═══ Available records ═══
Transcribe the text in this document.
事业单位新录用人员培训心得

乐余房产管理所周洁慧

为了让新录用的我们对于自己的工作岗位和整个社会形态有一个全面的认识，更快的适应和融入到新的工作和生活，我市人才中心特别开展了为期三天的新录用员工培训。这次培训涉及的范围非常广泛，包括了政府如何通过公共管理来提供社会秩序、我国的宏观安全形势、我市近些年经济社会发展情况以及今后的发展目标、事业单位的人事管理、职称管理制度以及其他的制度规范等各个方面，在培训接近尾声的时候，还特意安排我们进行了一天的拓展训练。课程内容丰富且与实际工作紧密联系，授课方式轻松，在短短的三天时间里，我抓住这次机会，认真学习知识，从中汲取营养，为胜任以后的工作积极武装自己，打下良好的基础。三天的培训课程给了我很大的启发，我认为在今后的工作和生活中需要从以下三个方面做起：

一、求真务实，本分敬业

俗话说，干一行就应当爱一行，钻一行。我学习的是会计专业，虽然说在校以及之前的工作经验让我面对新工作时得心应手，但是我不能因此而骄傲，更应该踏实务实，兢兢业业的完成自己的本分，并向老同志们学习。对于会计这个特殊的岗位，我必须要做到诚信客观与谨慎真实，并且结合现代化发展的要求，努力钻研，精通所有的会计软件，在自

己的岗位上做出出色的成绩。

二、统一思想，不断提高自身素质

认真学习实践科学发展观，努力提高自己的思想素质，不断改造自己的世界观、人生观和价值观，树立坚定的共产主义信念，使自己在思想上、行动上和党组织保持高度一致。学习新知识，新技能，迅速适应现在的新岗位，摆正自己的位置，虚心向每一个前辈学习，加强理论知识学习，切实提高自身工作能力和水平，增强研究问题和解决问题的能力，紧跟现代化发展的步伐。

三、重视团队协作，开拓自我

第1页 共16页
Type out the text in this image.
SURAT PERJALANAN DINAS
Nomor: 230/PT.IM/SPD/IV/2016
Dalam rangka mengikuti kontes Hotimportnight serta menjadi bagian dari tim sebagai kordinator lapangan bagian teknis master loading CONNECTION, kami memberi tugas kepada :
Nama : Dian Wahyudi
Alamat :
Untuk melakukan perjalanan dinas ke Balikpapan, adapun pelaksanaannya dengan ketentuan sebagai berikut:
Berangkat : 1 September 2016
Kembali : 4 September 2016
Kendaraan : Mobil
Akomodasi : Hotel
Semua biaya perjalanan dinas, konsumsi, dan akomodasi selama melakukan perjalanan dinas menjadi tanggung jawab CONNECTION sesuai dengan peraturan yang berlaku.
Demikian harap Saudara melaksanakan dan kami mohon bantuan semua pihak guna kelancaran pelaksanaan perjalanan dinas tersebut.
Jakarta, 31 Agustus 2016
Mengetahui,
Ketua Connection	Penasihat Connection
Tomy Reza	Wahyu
═══
### Problem description:
Your task is to quote all of the data word for word.

### Output:
Transcribe the text in this document.
事业单位新录用人员培训心得

乐余房产管理所周洁慧

为了让新录用的我们对于自己的工作岗位和整个社会形态有一个全面的认识，更快的适应和融入到新的工作和生活，我市人才中心特别开展了为期三天的新录用员工培训。这次培训涉及的范围非常广泛，包括了政府如何通过公共管理来提供社会秩序、我国的宏观安全形势、我市近些年经济社会发展情况以及今后的发展目标、事业单位的人事管理、职称管理制度以及其他的制度规范等各个方面，在培训接近尾声的时候，还特意安排我们进行了一天的拓展训练。课程内容丰富且与实际工作紧密联系，授课方式轻松，在短短的三天时间里，我抓住这次机会，认真学习知识，从中汲取营养，为胜任以后的工作积极武装自己，打下良好的基础。三天的培训课程给了我很大的启发，我认为在今后的工作和生活中需要从以下三个方面做起：

一、求真务实，本分敬业

俗话说，干一行就应当爱一行，钻一行。我学习的是会计专业，虽然说在校以及之前的工作经验让我面对新工作时得心应手，但是我不能因此而骄傲，更应该踏实务实，兢兢业业的完成自己的本分，并向老同志们学习。对于会计这个特殊的岗位，我必须要做到诚信客观与谨慎真实，并且结合现代化发展的要求，努力钻研，精通所有的会计软件，在自

己的岗位上做出出色的成绩。

二、统一思想，不断提高自身素质

认真学习实践科学发展观，努力提高自己的思想素质，不断改造自己的世界观、人生观和价值观，树立坚定的共产主义信念，使自己在思想上、行动上和党组织保持高度一致。学习新知识，新技能，迅速适应现在的新岗位，摆正自己的位置，虚心向每一个前辈学习，加强理论知识学习，切实提高自身工作能力和水平，增强研究问题和解决问题的能力，紧跟现代化发展的步伐。

三、重视团队协作，开拓自我

第1页 共16页
Type out the text in this image.
SURAT PERJALANAN DINAS
Nomor: 230/PT.IM/SPD/IV/2016
Dalam rangka mengikuti kontes Hotimportnight serta menjadi bagian dari tim sebagai kordinator lapangan bagian teknis master loading CONNECTION, kami memberi tugas kepada :
Nama : Dian Wahyudi
Alamat :
Untuk melakukan perjalanan dinas ke Balikpapan, adapun pelaksanaannya dengan ketentuan sebagai berikut:
Berangkat : 1 September 2016
Kembali : 4 September 2016
Kendaraan : Mobil
Akomodasi : Hotel
Semua biaya perjalanan dinas, konsumsi, dan akomodasi selama melakukan perjalanan dinas menjadi tanggung jawab CONNECTION sesuai dengan peraturan yang berlaku.
Demikian harap Saudara melaksanakan dan kami mohon bantuan semua pihak guna kelancaran pelaksanaan perjalanan dinas tersebut.
Jakarta, 31 Agustus 2016
Mengetahui,
Ketua Connection	Penasihat Connection
Tomy Reza	Wahyu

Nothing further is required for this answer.